> _GIVEN TASK_
Answer with nothing but the number of lines that include the word "recordings".

*** PROVIDED MATERIAL ***

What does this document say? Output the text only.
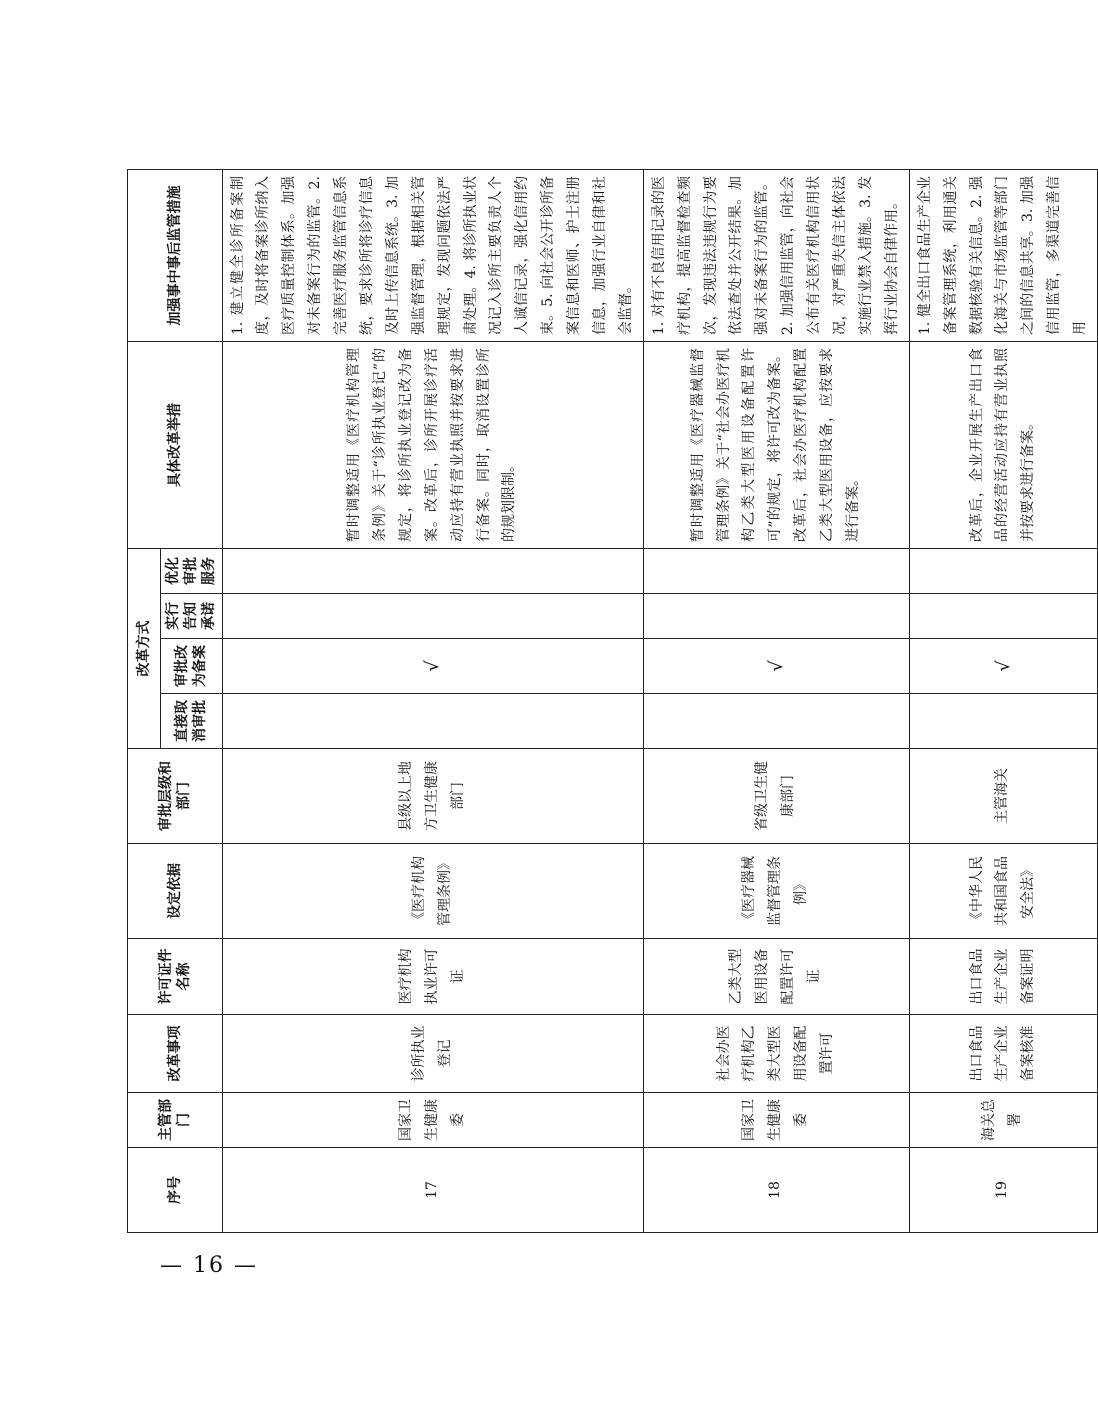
序号	主管部门	改革事项	许可证件名称	设定依据	审批层级和部门	改革方式				具体改革举措	加强事中事后监管措施
						直接取消审批	审批改为备案	实行告知承诺	优化审批服务		
17	国家卫生健康委	诊所执业登记	医疗机构执业许可证	《医疗机构管理条例》	县级以上地方卫生健康部门		√			暂时调整适用《医疗机构管理条例》关于“诊所执业登记”的规定，将诊所执业登记改为备案。改革后，诊所开展诊疗活动应持有营业执照并按要求进行备案。同时，取消设置诊所的规划限制。	1. 建立健全诊所备案制度，及时将备案诊所纳入医疗质量控制体系。加强对未备案行为的监管。2. 完善医疗服务监管信息系统，要求诊所将诊疗信息及时上传信息系统。3. 加强监督管理，根据相关管理规定，发现问题依法严肃处理。4. 将诊所执业状况记入诊所主要负责人个人诚信记录，强化信用约束。5. 向社会公开诊所备案信息和医师、护士注册信息，加强行业自律和社会监督。
18	国家卫生健康委	社会办医疗机构乙类大型医用设备配置许可	乙类大型医用设备配置许可证	《医疗器械监督管理条例》	省级卫生健康部门		√			暂时调整适用《医疗器械监督管理条例》关于“社会办医疗机构乙类大型医用设备配置许可”的规定，将许可改为备案。改革后，社会办医疗机构配置乙类大型医用设备，应按要求进行备案。	1. 对有不良信用记录的医疗机构，提高监督检查频次，发现违法违规行为要依法查处并公开结果。加强对未备案行为的监管。2. 加强信用监管，向社会公布有关医疗机构信用状况，对严重失信主体依法实施行业禁入措施。3. 发挥行业协会自律作用。
19	海关总署	出口食品生产企业备案核准	出口食品生产企业备案证明	《中华人民共和国食品安全法》	主管海关		√			改革后，企业开展生产出口食品的经营活动应持有营业执照并按要求进行备案。	1. 健全出口食品生产企业备案管理系统，利用通关数据核验有关信息。2. 强化海关与市场监管等部门之间的信息共享。3. 加强信用监管，多渠道完善信用
— 16 —
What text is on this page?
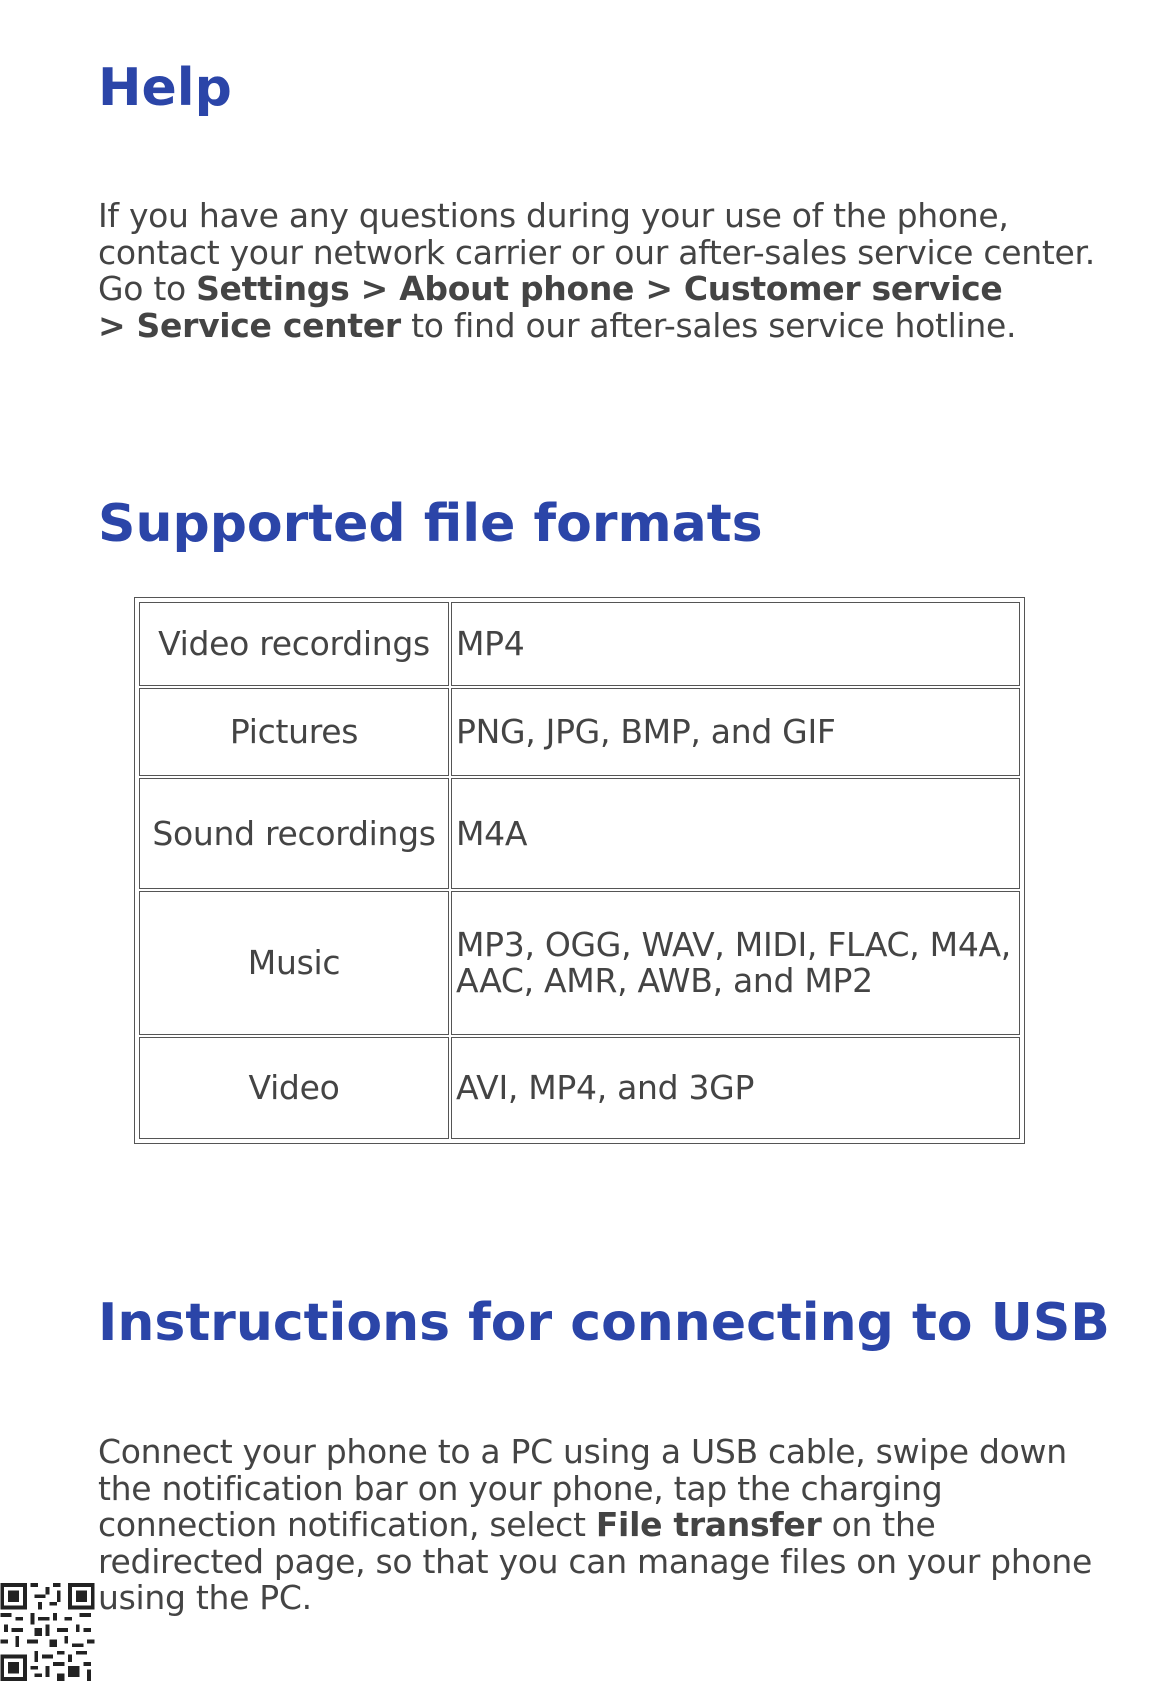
Help

If you have any questions during your use of the phone, contact your network carrier or our after-sales service center. Go to Settings > About phone > Customer service
> Service center to find our after-sales service hotline.

Supported file formats
Video recordings	MP4
Pictures	PNG, JPG, BMP, and GIF
Sound recordings	M4A
Music	MP3, OGG, WAV, MIDI, FLAC, M4A, AAC, AMR, AWB, and MP2
Video	AVI, MP4, and 3GP
Instructions for connecting to USB

Connect your phone to a PC using a USB cable, swipe down the notification bar on your phone, tap the charging connection notification, select File transfer on the redirected page, so that you can manage files on your phone using the PC.
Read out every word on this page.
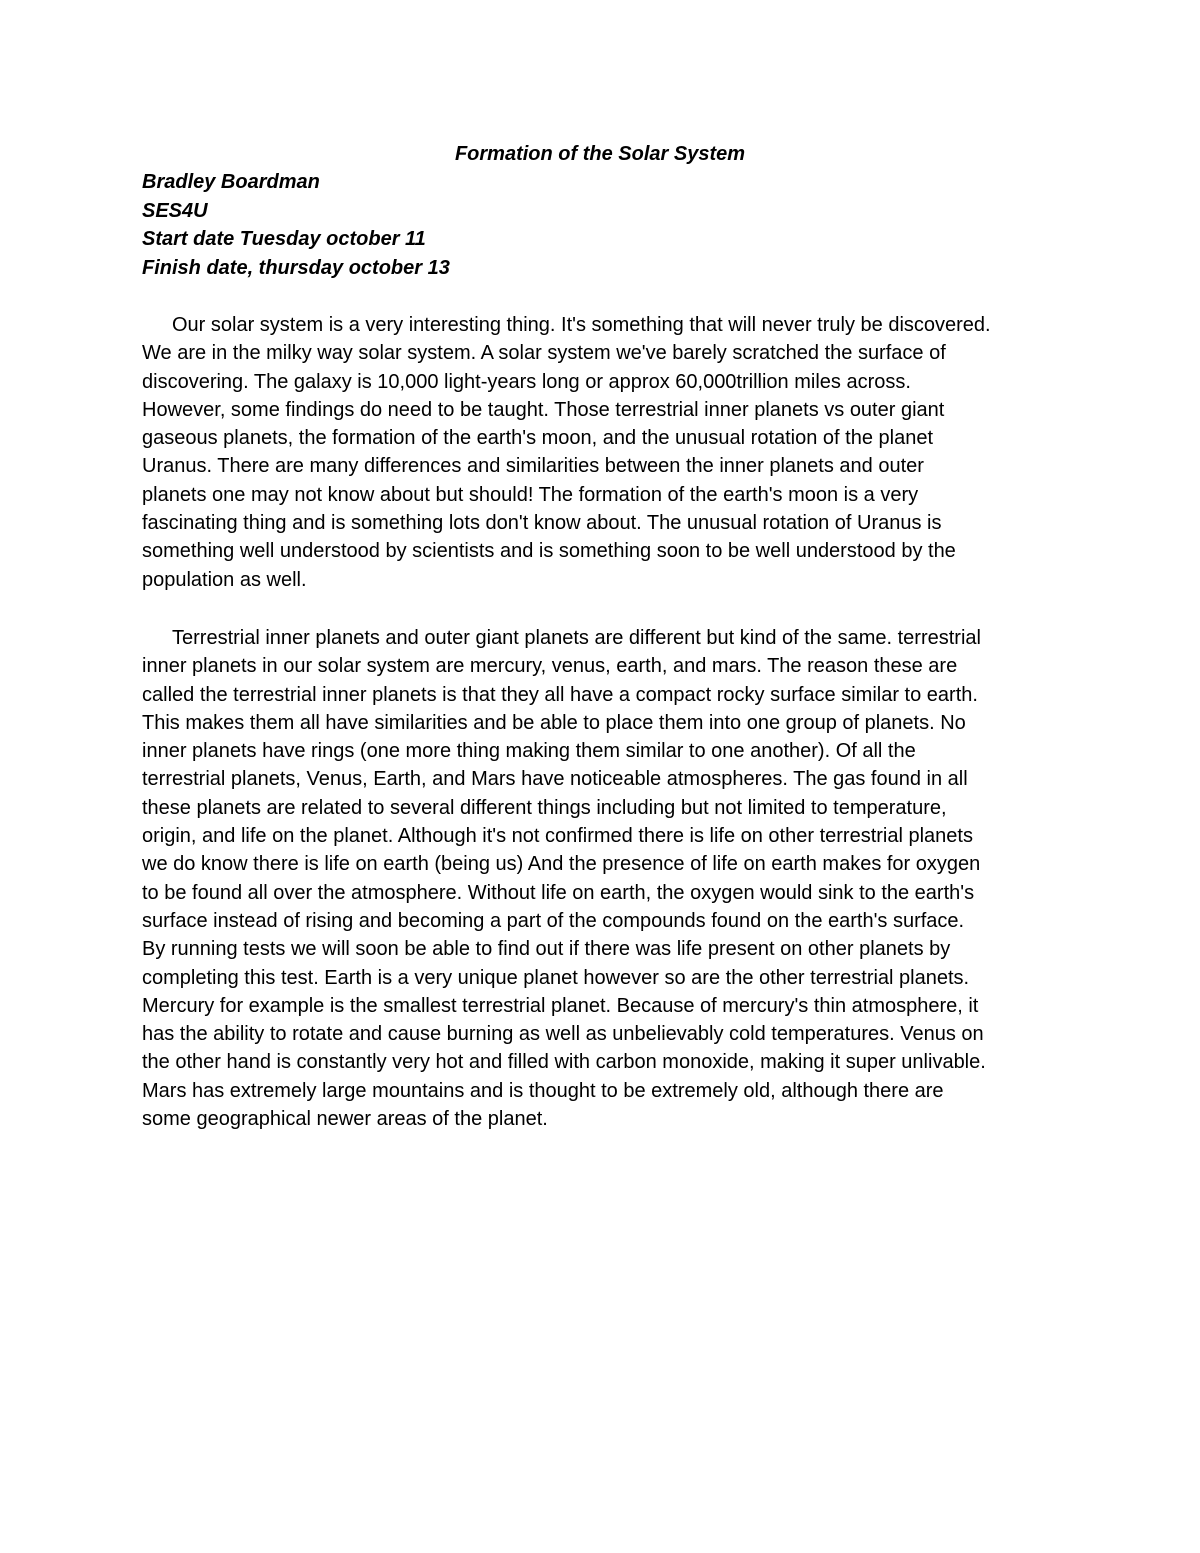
Formation of the Solar System
Bradley Boardman
SES4U
Start date Tuesday october 11
Finish date, thursday october 13
Our solar system is a very interesting thing. It's something that will never truly be discovered.
We are in the milky way solar system. A solar system we've barely scratched the surface of
discovering. The galaxy is 10,000 light-years long or approx 60,000trillion miles across.
However, some findings do need to be taught. Those terrestrial inner planets vs outer giant
gaseous planets, the formation of the earth's moon, and the unusual rotation of the planet
Uranus. There are many differences and similarities between the inner planets and outer
planets one may not know about but should! The formation of the earth's moon is a very
fascinating thing and is something lots don't know about. The unusual rotation of Uranus is
something well understood by scientists and is something soon to be well understood by the
population as well.
Terrestrial inner planets and outer giant planets are different but kind of the same. terrestrial
inner planets in our solar system are mercury, venus, earth, and mars. The reason these are
called the terrestrial inner planets is that they all have a compact rocky surface similar to earth.
This makes them all have similarities and be able to place them into one group of planets. No
inner planets have rings (one more thing making them similar to one another). Of all the
terrestrial planets, Venus, Earth, and Mars have noticeable atmospheres. The gas found in all
these planets are related to several different things including but not limited to temperature,
origin, and life on the planet. Although it's not confirmed there is life on other terrestrial planets
we do know there is life on earth (being us) And the presence of life on earth makes for oxygen
to be found all over the atmosphere. Without life on earth, the oxygen would sink to the earth's
surface instead of rising and becoming a part of the compounds found on the earth's surface.
By running tests we will soon be able to find out if there was life present on other planets by
completing this test. Earth is a very unique planet however so are the other terrestrial planets.
Mercury for example is the smallest terrestrial planet. Because of mercury's thin atmosphere, it
has the ability to rotate and cause burning as well as unbelievably cold temperatures. Venus on
the other hand is constantly very hot and filled with carbon monoxide, making it super unlivable.
Mars has extremely large mountains and is thought to be extremely old, although there are
some geographical newer areas of the planet.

***

> _OUTPUT OF THE EXERCISE_
2